Some records
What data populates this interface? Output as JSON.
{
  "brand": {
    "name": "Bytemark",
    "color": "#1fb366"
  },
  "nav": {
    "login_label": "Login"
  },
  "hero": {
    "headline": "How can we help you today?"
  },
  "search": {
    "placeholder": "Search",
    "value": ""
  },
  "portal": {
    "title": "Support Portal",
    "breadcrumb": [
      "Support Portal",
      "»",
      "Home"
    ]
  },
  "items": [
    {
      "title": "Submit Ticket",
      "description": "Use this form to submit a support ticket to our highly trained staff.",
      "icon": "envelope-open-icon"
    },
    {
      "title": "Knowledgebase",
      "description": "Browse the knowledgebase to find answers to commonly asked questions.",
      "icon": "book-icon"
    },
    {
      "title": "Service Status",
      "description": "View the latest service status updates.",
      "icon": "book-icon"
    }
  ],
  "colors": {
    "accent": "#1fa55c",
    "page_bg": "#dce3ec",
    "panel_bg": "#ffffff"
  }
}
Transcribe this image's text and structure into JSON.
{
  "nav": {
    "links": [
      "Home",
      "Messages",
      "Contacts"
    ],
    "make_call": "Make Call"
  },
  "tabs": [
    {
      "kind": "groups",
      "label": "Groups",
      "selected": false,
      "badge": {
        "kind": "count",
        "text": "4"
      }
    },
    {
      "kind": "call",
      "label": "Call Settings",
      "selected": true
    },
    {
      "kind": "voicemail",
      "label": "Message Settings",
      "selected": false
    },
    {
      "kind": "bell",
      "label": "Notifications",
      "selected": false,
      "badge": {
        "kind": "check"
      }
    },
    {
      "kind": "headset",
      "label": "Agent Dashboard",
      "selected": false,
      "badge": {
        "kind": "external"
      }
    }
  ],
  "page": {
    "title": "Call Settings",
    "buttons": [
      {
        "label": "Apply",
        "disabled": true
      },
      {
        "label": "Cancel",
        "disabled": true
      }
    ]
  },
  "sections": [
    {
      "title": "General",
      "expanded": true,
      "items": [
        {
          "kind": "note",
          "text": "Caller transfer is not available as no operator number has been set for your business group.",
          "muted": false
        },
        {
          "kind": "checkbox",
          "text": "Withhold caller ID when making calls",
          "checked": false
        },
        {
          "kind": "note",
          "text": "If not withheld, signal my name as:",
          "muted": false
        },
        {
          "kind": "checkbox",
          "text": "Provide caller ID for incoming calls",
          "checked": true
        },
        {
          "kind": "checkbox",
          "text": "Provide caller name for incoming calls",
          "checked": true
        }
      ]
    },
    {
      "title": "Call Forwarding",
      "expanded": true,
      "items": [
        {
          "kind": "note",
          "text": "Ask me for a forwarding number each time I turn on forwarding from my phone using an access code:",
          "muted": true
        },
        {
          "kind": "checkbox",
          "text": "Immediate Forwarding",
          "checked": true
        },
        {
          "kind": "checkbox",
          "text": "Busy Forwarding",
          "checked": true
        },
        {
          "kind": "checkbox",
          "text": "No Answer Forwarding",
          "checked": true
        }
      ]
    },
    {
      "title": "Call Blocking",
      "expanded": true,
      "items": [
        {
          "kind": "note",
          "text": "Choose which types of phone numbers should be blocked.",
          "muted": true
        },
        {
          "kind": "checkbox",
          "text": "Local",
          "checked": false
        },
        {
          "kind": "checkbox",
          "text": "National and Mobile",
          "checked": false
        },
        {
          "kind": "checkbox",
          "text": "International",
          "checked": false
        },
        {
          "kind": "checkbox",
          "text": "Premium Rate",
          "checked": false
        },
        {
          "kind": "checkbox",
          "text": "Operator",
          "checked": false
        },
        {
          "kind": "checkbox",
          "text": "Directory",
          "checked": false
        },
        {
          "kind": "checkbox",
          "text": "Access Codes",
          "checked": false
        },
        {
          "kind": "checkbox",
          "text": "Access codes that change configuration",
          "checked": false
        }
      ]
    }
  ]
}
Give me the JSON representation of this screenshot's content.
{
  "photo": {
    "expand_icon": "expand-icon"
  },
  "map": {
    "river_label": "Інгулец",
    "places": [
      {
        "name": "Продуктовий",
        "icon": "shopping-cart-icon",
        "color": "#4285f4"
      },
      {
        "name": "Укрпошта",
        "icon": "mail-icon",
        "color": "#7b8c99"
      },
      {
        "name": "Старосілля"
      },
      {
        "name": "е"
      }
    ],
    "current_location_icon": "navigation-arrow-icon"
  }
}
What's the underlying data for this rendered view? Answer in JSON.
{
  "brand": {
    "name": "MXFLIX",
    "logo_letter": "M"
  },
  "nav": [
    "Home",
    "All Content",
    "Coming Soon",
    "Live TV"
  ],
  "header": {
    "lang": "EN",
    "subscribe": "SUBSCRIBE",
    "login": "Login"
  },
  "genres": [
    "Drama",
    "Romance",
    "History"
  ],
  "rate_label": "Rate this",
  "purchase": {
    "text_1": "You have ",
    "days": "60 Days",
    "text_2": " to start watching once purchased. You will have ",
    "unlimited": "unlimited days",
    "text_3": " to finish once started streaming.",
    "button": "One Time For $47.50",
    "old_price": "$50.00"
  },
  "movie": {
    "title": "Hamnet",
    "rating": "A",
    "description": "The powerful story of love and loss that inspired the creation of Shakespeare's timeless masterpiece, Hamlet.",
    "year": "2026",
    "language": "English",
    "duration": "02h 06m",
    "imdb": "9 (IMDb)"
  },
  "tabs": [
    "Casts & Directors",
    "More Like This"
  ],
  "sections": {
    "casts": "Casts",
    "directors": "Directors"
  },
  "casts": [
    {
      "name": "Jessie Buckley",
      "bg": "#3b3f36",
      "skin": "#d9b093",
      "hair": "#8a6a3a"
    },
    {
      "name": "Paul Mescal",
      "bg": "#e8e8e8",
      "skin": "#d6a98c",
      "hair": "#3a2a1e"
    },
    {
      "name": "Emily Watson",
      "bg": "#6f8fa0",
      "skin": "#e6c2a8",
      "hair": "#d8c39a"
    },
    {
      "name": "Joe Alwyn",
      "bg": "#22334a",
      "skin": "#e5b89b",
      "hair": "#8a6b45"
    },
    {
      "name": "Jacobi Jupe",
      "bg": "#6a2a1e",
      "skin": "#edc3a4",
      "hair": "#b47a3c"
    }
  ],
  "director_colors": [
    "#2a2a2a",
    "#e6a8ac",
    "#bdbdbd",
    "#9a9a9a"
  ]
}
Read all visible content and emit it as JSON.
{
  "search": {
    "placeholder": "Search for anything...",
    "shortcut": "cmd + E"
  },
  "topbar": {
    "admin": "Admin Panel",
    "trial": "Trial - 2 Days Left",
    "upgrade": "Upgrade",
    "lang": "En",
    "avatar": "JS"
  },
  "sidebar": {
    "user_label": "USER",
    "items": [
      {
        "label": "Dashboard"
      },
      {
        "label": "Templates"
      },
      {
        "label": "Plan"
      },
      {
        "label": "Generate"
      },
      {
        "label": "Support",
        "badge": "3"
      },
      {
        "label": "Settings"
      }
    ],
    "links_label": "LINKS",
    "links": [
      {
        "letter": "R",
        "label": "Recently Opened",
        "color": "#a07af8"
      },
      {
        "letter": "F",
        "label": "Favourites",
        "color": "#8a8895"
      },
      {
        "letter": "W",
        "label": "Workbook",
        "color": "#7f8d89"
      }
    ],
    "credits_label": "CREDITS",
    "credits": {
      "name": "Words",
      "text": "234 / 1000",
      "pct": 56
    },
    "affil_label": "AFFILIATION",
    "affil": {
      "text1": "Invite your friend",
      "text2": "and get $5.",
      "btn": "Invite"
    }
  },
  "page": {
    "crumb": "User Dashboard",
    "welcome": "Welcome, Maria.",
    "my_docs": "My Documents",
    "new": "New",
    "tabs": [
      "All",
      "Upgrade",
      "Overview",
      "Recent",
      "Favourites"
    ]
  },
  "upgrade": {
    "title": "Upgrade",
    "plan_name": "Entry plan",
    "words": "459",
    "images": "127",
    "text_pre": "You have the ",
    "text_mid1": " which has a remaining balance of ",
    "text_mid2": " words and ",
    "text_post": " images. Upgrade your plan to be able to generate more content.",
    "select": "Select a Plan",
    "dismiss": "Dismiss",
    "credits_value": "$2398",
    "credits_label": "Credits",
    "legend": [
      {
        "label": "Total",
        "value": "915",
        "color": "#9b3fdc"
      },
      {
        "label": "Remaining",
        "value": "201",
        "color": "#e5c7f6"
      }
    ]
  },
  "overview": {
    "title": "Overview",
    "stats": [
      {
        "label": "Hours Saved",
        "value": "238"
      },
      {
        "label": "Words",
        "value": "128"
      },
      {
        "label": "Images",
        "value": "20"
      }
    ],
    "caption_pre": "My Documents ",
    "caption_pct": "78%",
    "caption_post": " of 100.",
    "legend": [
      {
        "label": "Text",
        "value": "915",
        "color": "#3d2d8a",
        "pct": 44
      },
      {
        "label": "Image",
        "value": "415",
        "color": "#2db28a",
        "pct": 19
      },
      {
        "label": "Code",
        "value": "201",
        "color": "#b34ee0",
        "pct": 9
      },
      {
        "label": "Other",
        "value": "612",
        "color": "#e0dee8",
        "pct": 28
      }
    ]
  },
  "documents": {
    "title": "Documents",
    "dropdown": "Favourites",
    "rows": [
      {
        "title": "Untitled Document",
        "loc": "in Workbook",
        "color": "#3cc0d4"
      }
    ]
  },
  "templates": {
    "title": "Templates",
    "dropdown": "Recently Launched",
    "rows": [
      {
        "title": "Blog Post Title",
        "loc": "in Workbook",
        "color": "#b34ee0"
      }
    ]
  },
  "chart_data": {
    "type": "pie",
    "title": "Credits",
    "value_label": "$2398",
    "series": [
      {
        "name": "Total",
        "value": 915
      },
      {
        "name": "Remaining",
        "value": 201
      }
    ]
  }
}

*What the task asks:*
Give the number of lines that carry the word "icon", with nothing added.

*Solution for this exercise:*
7